Given problem :: Write out the records word for word, with no pictures.

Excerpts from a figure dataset

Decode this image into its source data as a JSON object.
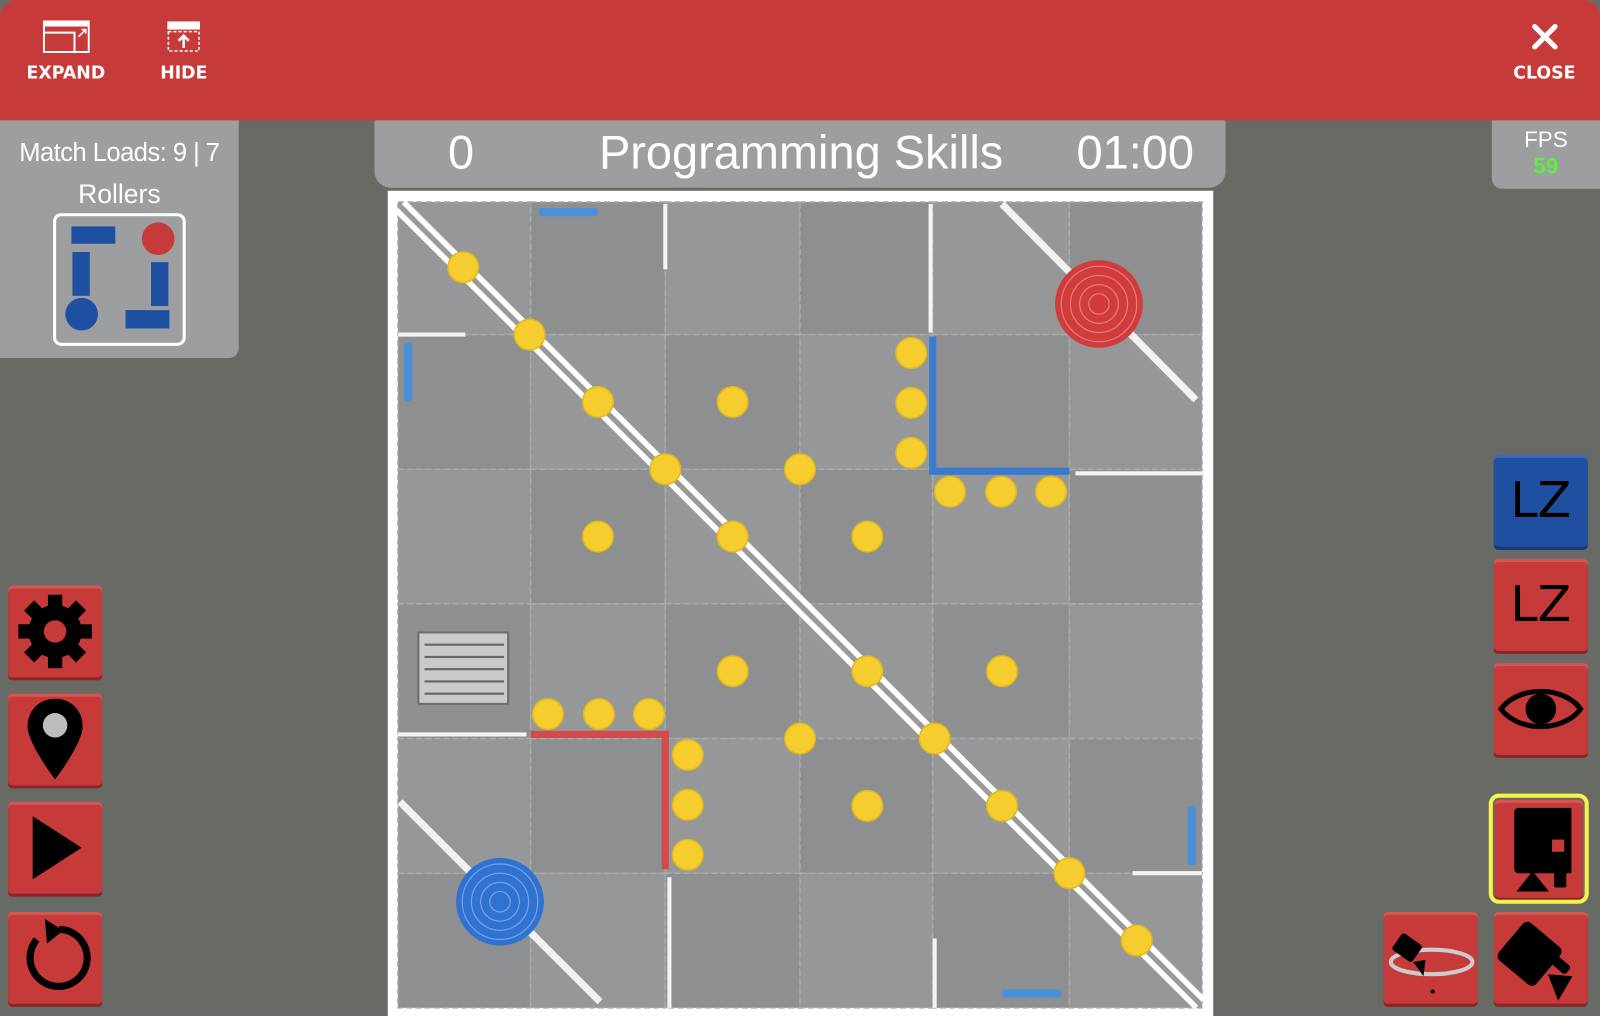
{
  "toolbar": {
    "expand_label": "EXPAND",
    "hide_label": "HIDE",
    "close_label": "CLOSE"
  },
  "status": {
    "match_loads_label": "Match Loads: 9 | 7",
    "rollers_label": "Rollers"
  },
  "scoreboard": {
    "score": "0",
    "mode": "Programming Skills",
    "timer": "01:00"
  },
  "fps": {
    "label": "FPS",
    "value": "59"
  },
  "right_buttons": {
    "lz_blue": "LZ",
    "lz_red": "LZ"
  },
  "colors": {
    "header": "#c73a3a",
    "panel": "#9d9ea0",
    "background": "#686a66",
    "blue": "#1e4fa0",
    "red": "#c73a3a",
    "disc": "#f5cd2e",
    "selected_outline": "#f7f34a",
    "fps_value": "#5ef03c"
  },
  "icons": {
    "left": [
      "gear-icon",
      "location-pin-icon",
      "play-icon",
      "reset-icon"
    ],
    "right": [
      "eye-icon",
      "robot-camera-icon",
      "orbit-camera-icon",
      "follow-camera-icon"
    ]
  }
}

Result ::
Decode this image into its source data as a JSON object.
{
  "toolbar": {
    "expand_label": "EXPAND",
    "hide_label": "HIDE",
    "close_label": "CLOSE"
  },
  "status": {
    "match_loads_label": "Match Loads: 9 | 7",
    "rollers_label": "Rollers"
  },
  "scoreboard": {
    "score": "0",
    "mode": "Programming Skills",
    "timer": "01:00"
  },
  "fps": {
    "label": "FPS",
    "value": "59"
  },
  "right_buttons": {
    "lz_blue": "LZ",
    "lz_red": "LZ"
  },
  "colors": {
    "header": "#c73a3a",
    "panel": "#9d9ea0",
    "background": "#686a66",
    "blue": "#1e4fa0",
    "red": "#c73a3a",
    "disc": "#f5cd2e",
    "selected_outline": "#f7f34a",
    "fps_value": "#5ef03c"
  },
  "icons": {
    "left": [
      "gear-icon",
      "location-pin-icon",
      "play-icon",
      "reset-icon"
    ],
    "right": [
      "eye-icon",
      "robot-camera-icon",
      "orbit-camera-icon",
      "follow-camera-icon"
    ]
  }
}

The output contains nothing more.